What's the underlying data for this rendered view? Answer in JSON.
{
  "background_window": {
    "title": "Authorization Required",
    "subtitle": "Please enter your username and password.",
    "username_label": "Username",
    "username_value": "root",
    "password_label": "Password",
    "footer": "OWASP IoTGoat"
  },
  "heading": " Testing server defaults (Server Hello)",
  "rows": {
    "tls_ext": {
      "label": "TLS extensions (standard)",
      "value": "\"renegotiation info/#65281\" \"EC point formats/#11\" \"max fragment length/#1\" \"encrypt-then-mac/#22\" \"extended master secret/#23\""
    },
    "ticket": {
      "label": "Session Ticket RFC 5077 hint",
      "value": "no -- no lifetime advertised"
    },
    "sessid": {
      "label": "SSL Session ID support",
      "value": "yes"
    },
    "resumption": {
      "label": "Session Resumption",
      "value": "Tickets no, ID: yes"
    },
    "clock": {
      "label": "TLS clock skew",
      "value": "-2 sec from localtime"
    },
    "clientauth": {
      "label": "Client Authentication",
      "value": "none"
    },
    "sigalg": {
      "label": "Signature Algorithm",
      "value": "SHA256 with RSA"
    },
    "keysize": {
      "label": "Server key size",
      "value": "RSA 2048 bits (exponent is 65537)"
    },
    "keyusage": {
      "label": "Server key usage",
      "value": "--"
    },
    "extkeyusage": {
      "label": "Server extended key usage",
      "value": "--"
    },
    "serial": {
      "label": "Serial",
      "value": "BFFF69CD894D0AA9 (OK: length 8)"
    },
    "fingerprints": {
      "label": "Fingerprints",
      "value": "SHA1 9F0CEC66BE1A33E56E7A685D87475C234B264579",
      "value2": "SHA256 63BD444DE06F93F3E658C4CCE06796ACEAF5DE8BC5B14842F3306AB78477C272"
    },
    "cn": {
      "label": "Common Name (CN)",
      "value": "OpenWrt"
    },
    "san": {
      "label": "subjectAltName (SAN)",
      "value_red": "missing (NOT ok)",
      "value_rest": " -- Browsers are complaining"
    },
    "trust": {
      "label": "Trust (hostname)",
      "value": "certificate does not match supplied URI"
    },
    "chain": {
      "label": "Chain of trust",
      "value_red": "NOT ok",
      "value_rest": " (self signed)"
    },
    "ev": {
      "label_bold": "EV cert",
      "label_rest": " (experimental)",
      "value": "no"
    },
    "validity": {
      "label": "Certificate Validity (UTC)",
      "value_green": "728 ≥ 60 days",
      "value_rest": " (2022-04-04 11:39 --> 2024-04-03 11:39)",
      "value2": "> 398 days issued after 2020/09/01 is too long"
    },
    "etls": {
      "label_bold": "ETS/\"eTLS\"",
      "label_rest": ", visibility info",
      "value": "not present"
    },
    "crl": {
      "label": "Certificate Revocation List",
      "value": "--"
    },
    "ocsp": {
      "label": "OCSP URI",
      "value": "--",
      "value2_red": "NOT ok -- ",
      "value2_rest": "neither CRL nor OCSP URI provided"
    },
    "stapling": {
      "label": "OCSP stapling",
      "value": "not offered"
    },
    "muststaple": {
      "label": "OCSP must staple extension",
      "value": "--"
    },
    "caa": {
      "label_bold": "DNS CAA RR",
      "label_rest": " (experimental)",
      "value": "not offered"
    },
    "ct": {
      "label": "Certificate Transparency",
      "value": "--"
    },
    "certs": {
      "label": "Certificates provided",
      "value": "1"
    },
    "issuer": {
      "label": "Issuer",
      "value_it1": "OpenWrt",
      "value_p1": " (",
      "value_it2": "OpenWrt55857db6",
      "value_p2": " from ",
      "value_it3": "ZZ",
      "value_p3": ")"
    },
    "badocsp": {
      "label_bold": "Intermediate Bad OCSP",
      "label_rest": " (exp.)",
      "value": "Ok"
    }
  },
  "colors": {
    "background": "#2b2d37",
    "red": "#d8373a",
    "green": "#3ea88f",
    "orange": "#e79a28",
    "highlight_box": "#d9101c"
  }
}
********************
• **What to do**: Transcribe all entries exactly as they are given.

• **Correct output**:
What's the underlying data for this rendered view? Answer in JSON.
{
  "background_window": {
    "title": "Authorization Required",
    "subtitle": "Please enter your username and password.",
    "username_label": "Username",
    "username_value": "root",
    "password_label": "Password",
    "footer": "OWASP IoTGoat"
  },
  "heading": " Testing server defaults (Server Hello)",
  "rows": {
    "tls_ext": {
      "label": "TLS extensions (standard)",
      "value": "\"renegotiation info/#65281\" \"EC point formats/#11\" \"max fragment length/#1\" \"encrypt-then-mac/#22\" \"extended master secret/#23\""
    },
    "ticket": {
      "label": "Session Ticket RFC 5077 hint",
      "value": "no -- no lifetime advertised"
    },
    "sessid": {
      "label": "SSL Session ID support",
      "value": "yes"
    },
    "resumption": {
      "label": "Session Resumption",
      "value": "Tickets no, ID: yes"
    },
    "clock": {
      "label": "TLS clock skew",
      "value": "-2 sec from localtime"
    },
    "clientauth": {
      "label": "Client Authentication",
      "value": "none"
    },
    "sigalg": {
      "label": "Signature Algorithm",
      "value": "SHA256 with RSA"
    },
    "keysize": {
      "label": "Server key size",
      "value": "RSA 2048 bits (exponent is 65537)"
    },
    "keyusage": {
      "label": "Server key usage",
      "value": "--"
    },
    "extkeyusage": {
      "label": "Server extended key usage",
      "value": "--"
    },
    "serial": {
      "label": "Serial",
      "value": "BFFF69CD894D0AA9 (OK: length 8)"
    },
    "fingerprints": {
      "label": "Fingerprints",
      "value": "SHA1 9F0CEC66BE1A33E56E7A685D87475C234B264579",
      "value2": "SHA256 63BD444DE06F93F3E658C4CCE06796ACEAF5DE8BC5B14842F3306AB78477C272"
    },
    "cn": {
      "label": "Common Name (CN)",
      "value": "OpenWrt"
    },
    "san": {
      "label": "subjectAltName (SAN)",
      "value_red": "missing (NOT ok)",
      "value_rest": " -- Browsers are complaining"
    },
    "trust": {
      "label": "Trust (hostname)",
      "value": "certificate does not match supplied URI"
    },
    "chain": {
      "label": "Chain of trust",
      "value_red": "NOT ok",
      "value_rest": " (self signed)"
    },
    "ev": {
      "label_bold": "EV cert",
      "label_rest": " (experimental)",
      "value": "no"
    },
    "validity": {
      "label": "Certificate Validity (UTC)",
      "value_green": "728 ≥ 60 days",
      "value_rest": " (2022-04-04 11:39 --> 2024-04-03 11:39)",
      "value2": "> 398 days issued after 2020/09/01 is too long"
    },
    "etls": {
      "label_bold": "ETS/\"eTLS\"",
      "label_rest": ", visibility info",
      "value": "not present"
    },
    "crl": {
      "label": "Certificate Revocation List",
      "value": "--"
    },
    "ocsp": {
      "label": "OCSP URI",
      "value": "--",
      "value2_red": "NOT ok -- ",
      "value2_rest": "neither CRL nor OCSP URI provided"
    },
    "stapling": {
      "label": "OCSP stapling",
      "value": "not offered"
    },
    "muststaple": {
      "label": "OCSP must staple extension",
      "value": "--"
    },
    "caa": {
      "label_bold": "DNS CAA RR",
      "label_rest": " (experimental)",
      "value": "not offered"
    },
    "ct": {
      "label": "Certificate Transparency",
      "value": "--"
    },
    "certs": {
      "label": "Certificates provided",
      "value": "1"
    },
    "issuer": {
      "label": "Issuer",
      "value_it1": "OpenWrt",
      "value_p1": " (",
      "value_it2": "OpenWrt55857db6",
      "value_p2": " from ",
      "value_it3": "ZZ",
      "value_p3": ")"
    },
    "badocsp": {
      "label_bold": "Intermediate Bad OCSP",
      "label_rest": " (exp.)",
      "value": "Ok"
    }
  },
  "colors": {
    "background": "#2b2d37",
    "red": "#d8373a",
    "green": "#3ea88f",
    "orange": "#e79a28",
    "highlight_box": "#d9101c"
  }
}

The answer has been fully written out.